Data for this task
** Start **

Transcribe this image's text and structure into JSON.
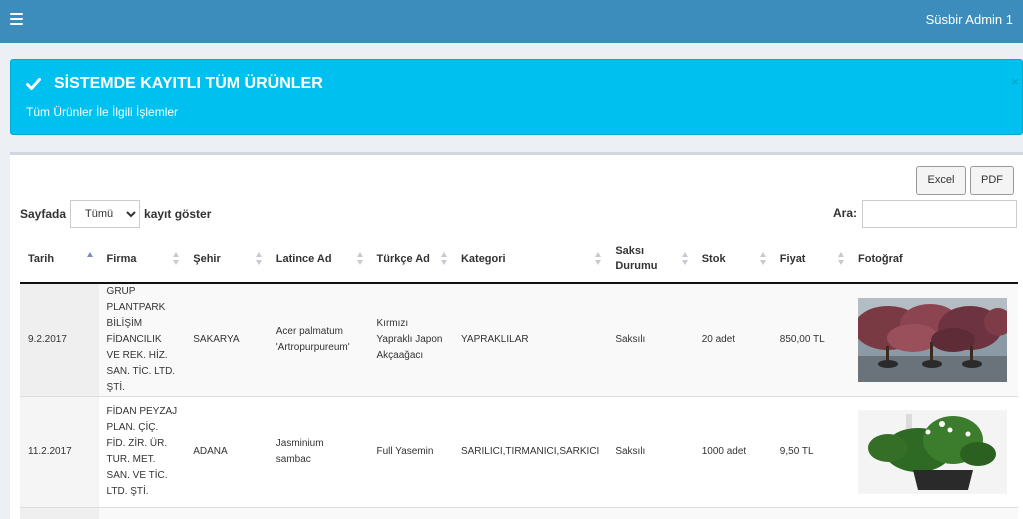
{
  "header": {
    "menu_icon": "hamburger-icon",
    "user": "Süsbir Admin 1"
  },
  "alert": {
    "icon": "check-icon",
    "title": "SİSTEMDE KAYITLI TÜM ÜRÜNLER",
    "subtitle": "Tüm Ürünler İle İlgili İşlemler",
    "close": "×"
  },
  "toolbar": {
    "excel": "Excel",
    "pdf": "PDF"
  },
  "length": {
    "prefix": "Sayfada",
    "selected": "Tümü",
    "suffix": "kayıt göster"
  },
  "search": {
    "label": "Ara:",
    "value": ""
  },
  "table": {
    "headers": [
      "Tarih",
      "Firma",
      "Şehir",
      "Latince Ad",
      "Türkçe Ad",
      "Kategori",
      "Saksı Durumu",
      "Stok",
      "Fiyat",
      "Fotoğraf"
    ],
    "sorted_column": "Tarih",
    "rows": [
      {
        "tarih": "9.2.2017",
        "firma": "GRUP PLANTPARK BİLİŞİM FİDANCILIK VE REK. HİZ. SAN. TİC. LTD. ŞTİ.",
        "sehir": "SAKARYA",
        "latince": "Acer palmatum 'Artropurpureum'",
        "turkce": "Kırmızı Yapraklı Japon Akçaağacı",
        "kategori": "YAPRAKLILAR",
        "saksi": "Saksılı",
        "stok": "20 adet",
        "fiyat": "850,00 TL",
        "photo": "red-maple-photo"
      },
      {
        "tarih": "11.2.2017",
        "firma": "FİDAN PEYZAJ PLAN. ÇİÇ. FİD. ZİR. ÜR. TUR. MET. SAN. VE TİC. LTD. ŞTİ.",
        "sehir": "ADANA",
        "latince": "Jasminium sambac",
        "turkce": "Full Yasemin",
        "kategori": "SARILICI,TIRMANICI,SARKICI",
        "saksi": "Saksılı",
        "stok": "1000 adet",
        "fiyat": "9,50 TL",
        "photo": "jasmine-plant-photo"
      }
    ]
  },
  "colors": {
    "topbar": "#3c8dbc",
    "alert": "#00c0ef",
    "background": "#ecf0f5"
  }
}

** End **

Task
Reproduce each line from the records that contains the word "icon".

Written answer
    "menu_icon": "hamburger-icon",
    "icon": "check-icon",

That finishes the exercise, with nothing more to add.